◆ Work required ◆
Give an exact copy of every line, leaving images out.

[Data excerpts]
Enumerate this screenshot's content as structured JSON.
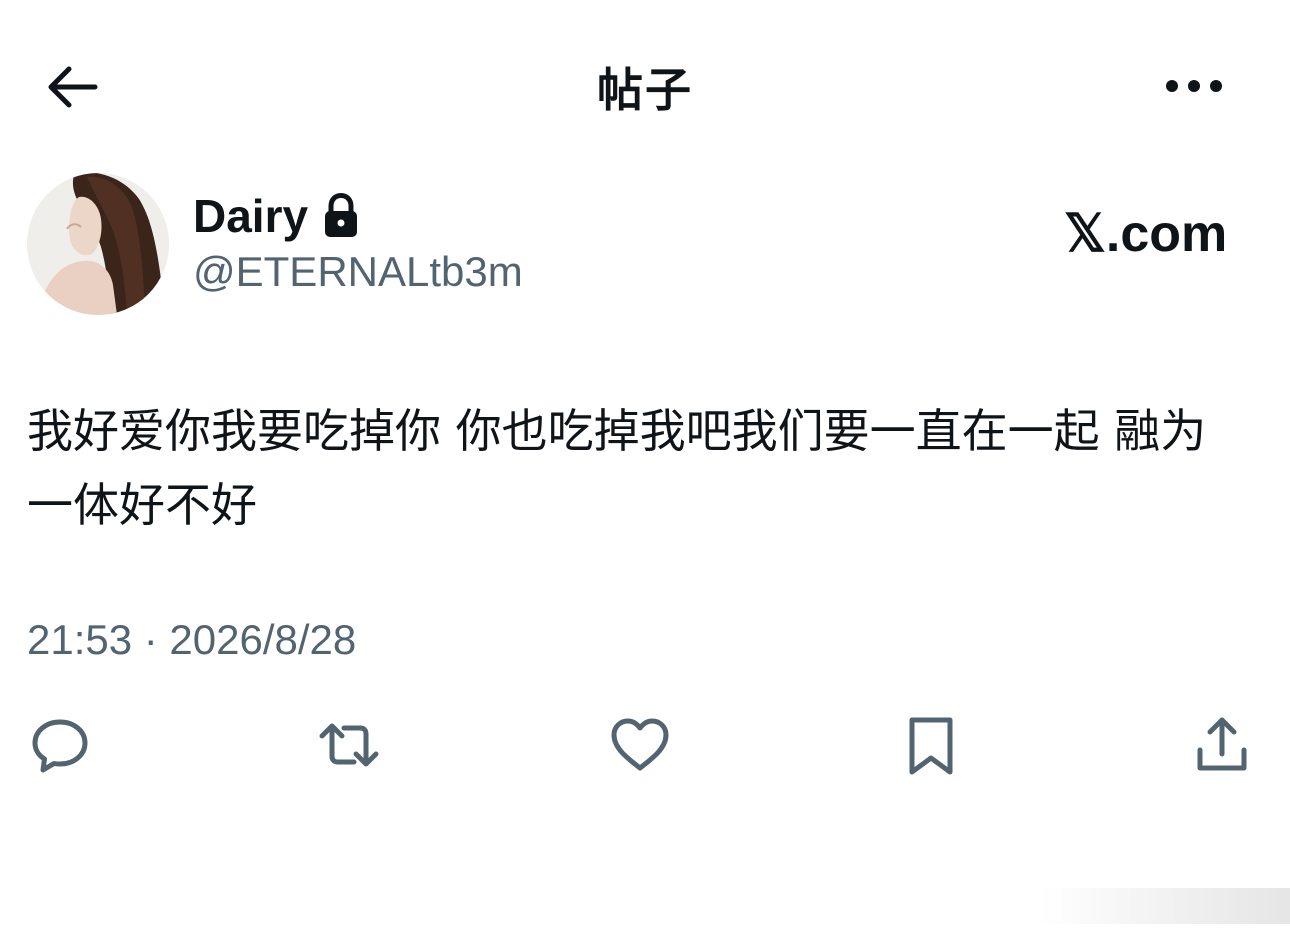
{
  "header": {
    "title": "帖子",
    "back_icon": "arrow-left-icon",
    "more_icon": "more-horizontal-icon"
  },
  "author": {
    "display_name": "Dairy",
    "handle": "@ETERNALtb3m",
    "protected_icon": "lock-icon"
  },
  "watermark": {
    "text": "𝕏.com"
  },
  "post": {
    "text": "我好爱你我要吃掉你 你也吃掉我吧我们要一直在一起 融为一体好不好",
    "timestamp": "21:53 · 2026/8/28"
  },
  "actions": [
    {
      "name": "reply",
      "icon": "reply-icon"
    },
    {
      "name": "repost",
      "icon": "repost-icon"
    },
    {
      "name": "like",
      "icon": "heart-icon"
    },
    {
      "name": "bookmark",
      "icon": "bookmark-icon"
    },
    {
      "name": "share",
      "icon": "share-icon"
    }
  ],
  "colors": {
    "text_primary": "#0f1419",
    "text_secondary": "#536471",
    "icon": "#536471"
  }
}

◆ Full output ◆
Enumerate this screenshot's content as structured JSON.
{
  "header": {
    "title": "帖子",
    "back_icon": "arrow-left-icon",
    "more_icon": "more-horizontal-icon"
  },
  "author": {
    "display_name": "Dairy",
    "handle": "@ETERNALtb3m",
    "protected_icon": "lock-icon"
  },
  "watermark": {
    "text": "𝕏.com"
  },
  "post": {
    "text": "我好爱你我要吃掉你 你也吃掉我吧我们要一直在一起 融为一体好不好",
    "timestamp": "21:53 · 2026/8/28"
  },
  "actions": [
    {
      "name": "reply",
      "icon": "reply-icon"
    },
    {
      "name": "repost",
      "icon": "repost-icon"
    },
    {
      "name": "like",
      "icon": "heart-icon"
    },
    {
      "name": "bookmark",
      "icon": "bookmark-icon"
    },
    {
      "name": "share",
      "icon": "share-icon"
    }
  ],
  "colors": {
    "text_primary": "#0f1419",
    "text_secondary": "#536471",
    "icon": "#536471"
  }
}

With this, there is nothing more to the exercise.